→ **PROBLEM**:
Copy each line that contains the word "data".

*** RECORD LIST

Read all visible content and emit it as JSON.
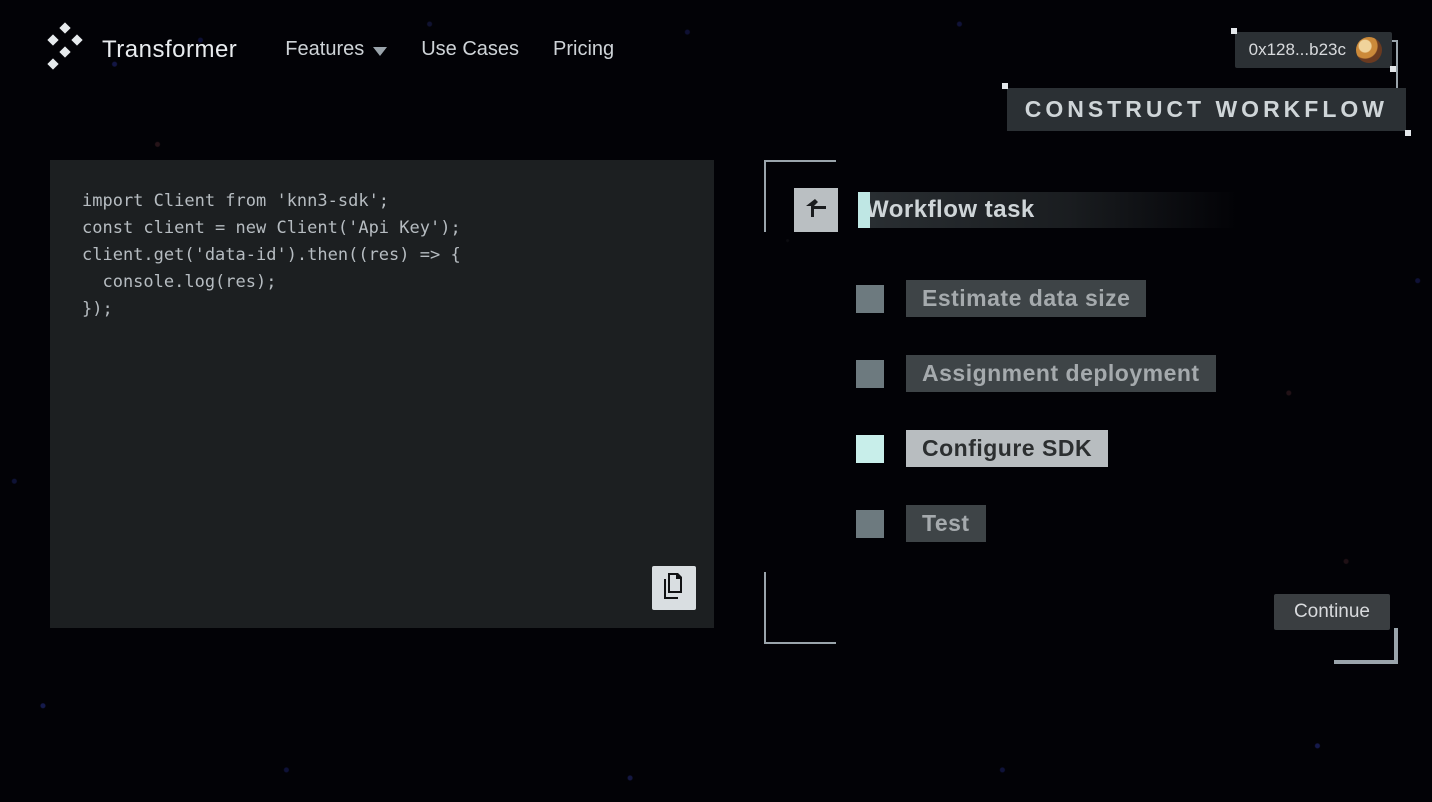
{
  "brand": {
    "name": "Transformer"
  },
  "nav": {
    "features": "Features",
    "use_cases": "Use Cases",
    "pricing": "Pricing"
  },
  "wallet": {
    "address_short": "0x128...b23c"
  },
  "banner": {
    "construct_workflow": "CONSTRUCT WORKFLOW"
  },
  "code": {
    "lines": [
      "import Client from 'knn3-sdk';",
      "const client = new Client('Api Key');",
      "client.get('data-id').then((res) => {",
      "  console.log(res);",
      "});"
    ]
  },
  "workflow": {
    "title": "Workflow task",
    "tasks": [
      {
        "label": "Estimate data size",
        "active": false
      },
      {
        "label": "Assignment deployment",
        "active": false
      },
      {
        "label": "Configure SDK",
        "active": true
      },
      {
        "label": "Test",
        "active": false
      }
    ],
    "continue_label": "Continue"
  },
  "icons": {
    "logo": "logo-icon",
    "chevron_down": "chevron-down-icon",
    "avatar": "avatar-icon",
    "back": "back-arrow-icon",
    "copy": "copy-icon"
  }
}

******

→ **RESPONSE BELOW**:
      "client.get('data-id').then((res) => {",
        "label": "Estimate data size",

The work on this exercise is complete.